## What is needed
In your copy of the data below, reproduce every entry exactly and omit the pictures.

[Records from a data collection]
>>>>

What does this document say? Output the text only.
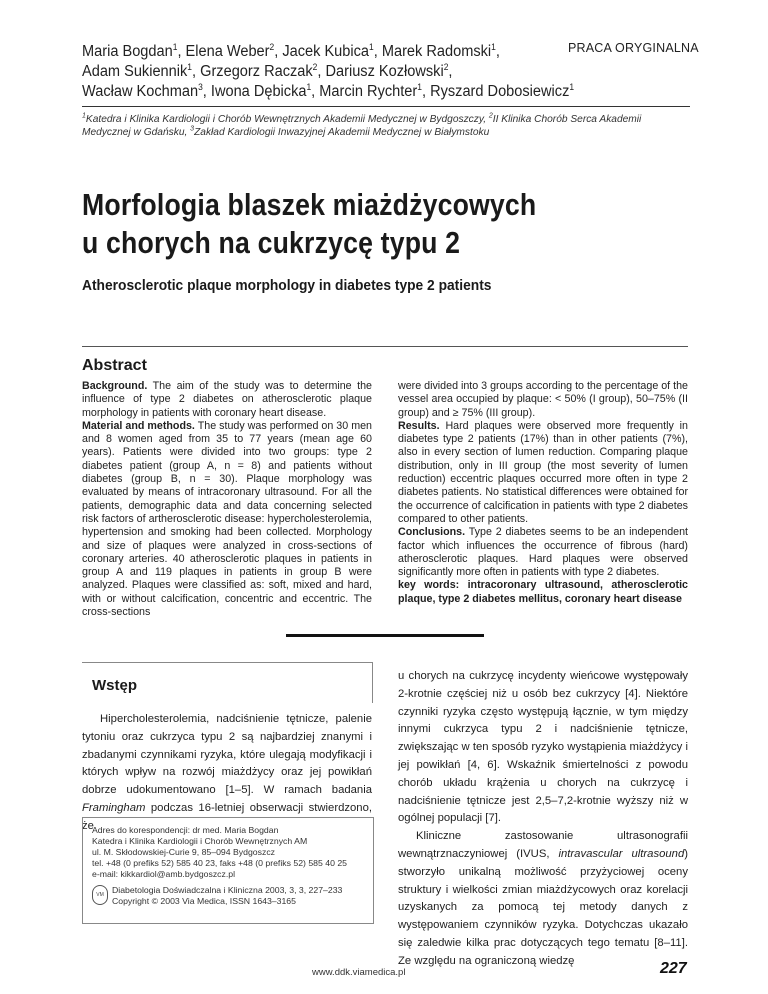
Maria Bogdan$^1$, Elena Weber$^2$, Jacek Kubica$^1$, Marek Radomski$^1$,
Adam Sukiennik$^1$, Grzegorz Raczak$^2$, Dariusz Kozłowski$^2$,
Wacław Kochman$^3$, Iwona Dębicka$^1$, Marcin Rychter$^1$, Ryszard Dobosiewicz$^1$
PRACA ORYGINALNA
$^1$Katedra i Klinika Kardiologii i Chorób Wewnętrznych Akademii Medycznej w Bydgoszczy, $^2$II Klinika Chorób Serca Akademii Medycznej w Gdańsku, $^3$Zakład Kardiologii Inwazyjnej Akademii Medycznej w Białymstoku
Morfologia blaszek miażdżycowych
u chorych na cukrzycę typu 2
Atherosclerotic plaque morphology in diabetes type 2 patients
Abstract

Background. The aim of the study was to determine the influence of type 2 diabetes on atherosclerotic plaque morphology in patients with coronary heart disease.

Material and methods. The study was performed on 30 men and 8 women aged from 35 to 77 years (mean age 60 years). Patients were divided into two groups: type 2 diabetes patient (group A, n = 8) and patients without diabetes (group B, n = 30). Plaque morphology was evaluated by means of intracoronary ultrasound. For all the patients, demographic data and data concerning selected risk factors of artherosclerotic disease: hypercholesterolemia, hypertension and smoking had been collected. Morphology and size of plaques were analyzed in cross-sections of coronary arteries. 40 atherosclerotic plaques in patients in group A and 119 plaques in patients in group B were analyzed. Plaques were classified as: soft, mixed and hard, with or without calcification, concentric and eccentric. The cross-sections

were divided into 3 groups according to the percentage of the vessel area occupied by plaque: < 50% (I group), 50–75% (II group) and ≥ 75% (III group).

Results. Hard plaques were observed more frequently in diabetes type 2 patients (17%) than in other patients (7%), also in every section of lumen reduction. Comparing plaque distribution, only in III group (the most severity of lumen reduction) eccentric plaques occurred more often in type 2 diabetes patients. No statistical differences were obtained for the occurrence of calcification in patients with type 2 diabetes compared to other patients.

Conclusions. Type 2 diabetes seems to be an independent factor which influences the occurrence of fibrous (hard) atherosclerotic plaques. Hard plaques were observed significantly more often in patients with type 2 diabetes.

key words: intracoronary ultrasound, atherosclerotic plaque, type 2 diabetes mellitus, coronary heart disease

Wstęp

Hipercholesterolemia, nadciśnienie tętnicze, palenie tytoniu oraz cukrzyca typu 2 są najbardziej znanymi i zbadanymi czynnikami ryzyka, które ulegają modyfikacji i których wpływ na rozwój miażdżycy oraz jej powikłań dobrze udokumentowano [1–5]. W ramach badania Framingham podczas 16-letniej obserwacji stwierdzono, że

u chorych na cukrzycę incydenty wieńcowe występowały 2-krotnie częściej niż u osób bez cukrzycy [4]. Niektóre czynniki ryzyka często występują łącznie, w tym między innymi cukrzyca typu 2 i nadciśnienie tętnicze, zwiększając w ten sposób ryzyko wystąpienia miażdżycy i jej powikłań [4, 6]. Wskaźnik śmiertelności z powodu chorób układu krążenia u chorych na cukrzycę i nadciśnienie tętnicze jest 2,5–7,2-krotnie wyższy niż w ogólnej populacji [7].

Kliniczne zastosowanie ultrasonografii wewnątrznaczyniowej (IVUS, intravascular ultrasound) stworzyło unikalną możliwość przyżyciowej oceny struktury i wielkości zmian miażdżycowych oraz korelacji uzyskanych za pomocą tej metody danych z występowaniem czynników ryzyka. Dotychczas ukazało się zaledwie kilka prac dotyczących tego tematu [8–11]. Ze względu na ograniczoną wiedzę

Adres do korespondencji: dr med. Maria Bogdan
Katedra i Klinika Kardiologii i Chorób Wewnętrznych AM
ul. M. Skłodowskiej-Curie 9, 85–094 Bydgoszcz
tel. +48 (0 prefiks 52) 585 40 23, faks +48 (0 prefiks 52) 585 40 25
e-mail: kikkardiol@amb.bydgoszcz.pl
VM Diabetologia Doświadczalna i Kliniczna 2003, 3, 3, 227–233
Copyright © 2003 Via Medica, ISSN 1643–3165
www.ddk.viamedica.pl	227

<<<<

## Result
What does this document say? Output the text only.
Maria Bogdan$^1$, Elena Weber$^2$, Jacek Kubica$^1$, Marek Radomski$^1$,
Adam Sukiennik$^1$, Grzegorz Raczak$^2$, Dariusz Kozłowski$^2$,
Wacław Kochman$^3$, Iwona Dębicka$^1$, Marcin Rychter$^1$, Ryszard Dobosiewicz$^1$
PRACA ORYGINALNA
$^1$Katedra i Klinika Kardiologii i Chorób Wewnętrznych Akademii Medycznej w Bydgoszczy, $^2$II Klinika Chorób Serca Akademii Medycznej w Gdańsku, $^3$Zakład Kardiologii Inwazyjnej Akademii Medycznej w Białymstoku
Morfologia blaszek miażdżycowych
u chorych na cukrzycę typu 2
Atherosclerotic plaque morphology in diabetes type 2 patients
Abstract

Background. The aim of the study was to determine the influence of type 2 diabetes on atherosclerotic plaque morphology in patients with coronary heart disease.

Material and methods. The study was performed on 30 men and 8 women aged from 35 to 77 years (mean age 60 years). Patients were divided into two groups: type 2 diabetes patient (group A, n = 8) and patients without diabetes (group B, n = 30). Plaque morphology was evaluated by means of intracoronary ultrasound. For all the patients, demographic data and data concerning selected risk factors of artherosclerotic disease: hypercholesterolemia, hypertension and smoking had been collected. Morphology and size of plaques were analyzed in cross-sections of coronary arteries. 40 atherosclerotic plaques in patients in group A and 119 plaques in patients in group B were analyzed. Plaques were classified as: soft, mixed and hard, with or without calcification, concentric and eccentric. The cross-sections

were divided into 3 groups according to the percentage of the vessel area occupied by plaque: < 50% (I group), 50–75% (II group) and ≥ 75% (III group).

Results. Hard plaques were observed more frequently in diabetes type 2 patients (17%) than in other patients (7%), also in every section of lumen reduction. Comparing plaque distribution, only in III group (the most severity of lumen reduction) eccentric plaques occurred more often in type 2 diabetes patients. No statistical differences were obtained for the occurrence of calcification in patients with type 2 diabetes compared to other patients.

Conclusions. Type 2 diabetes seems to be an independent factor which influences the occurrence of fibrous (hard) atherosclerotic plaques. Hard plaques were observed significantly more often in patients with type 2 diabetes.

key words: intracoronary ultrasound, atherosclerotic plaque, type 2 diabetes mellitus, coronary heart disease

Wstęp

Hipercholesterolemia, nadciśnienie tętnicze, palenie tytoniu oraz cukrzyca typu 2 są najbardziej znanymi i zbadanymi czynnikami ryzyka, które ulegają modyfikacji i których wpływ na rozwój miażdżycy oraz jej powikłań dobrze udokumentowano [1–5]. W ramach badania Framingham podczas 16-letniej obserwacji stwierdzono, że

u chorych na cukrzycę incydenty wieńcowe występowały 2-krotnie częściej niż u osób bez cukrzycy [4]. Niektóre czynniki ryzyka często występują łącznie, w tym między innymi cukrzyca typu 2 i nadciśnienie tętnicze, zwiększając w ten sposób ryzyko wystąpienia miażdżycy i jej powikłań [4, 6]. Wskaźnik śmiertelności z powodu chorób układu krążenia u chorych na cukrzycę i nadciśnienie tętnicze jest 2,5–7,2-krotnie wyższy niż w ogólnej populacji [7].

Kliniczne zastosowanie ultrasonografii wewnątrznaczyniowej (IVUS, intravascular ultrasound) stworzyło unikalną możliwość przyżyciowej oceny struktury i wielkości zmian miażdżycowych oraz korelacji uzyskanych za pomocą tej metody danych z występowaniem czynników ryzyka. Dotychczas ukazało się zaledwie kilka prac dotyczących tego tematu [8–11]. Ze względu na ograniczoną wiedzę

Adres do korespondencji: dr med. Maria Bogdan
Katedra i Klinika Kardiologii i Chorób Wewnętrznych AM
ul. M. Skłodowskiej-Curie 9, 85–094 Bydgoszcz
tel. +48 (0 prefiks 52) 585 40 23, faks +48 (0 prefiks 52) 585 40 25
e-mail: kikkardiol@amb.bydgoszcz.pl
VM Diabetologia Doświadczalna i Kliniczna 2003, 3, 3, 227–233
Copyright © 2003 Via Medica, ISSN 1643–3165
www.ddk.viamedica.pl	227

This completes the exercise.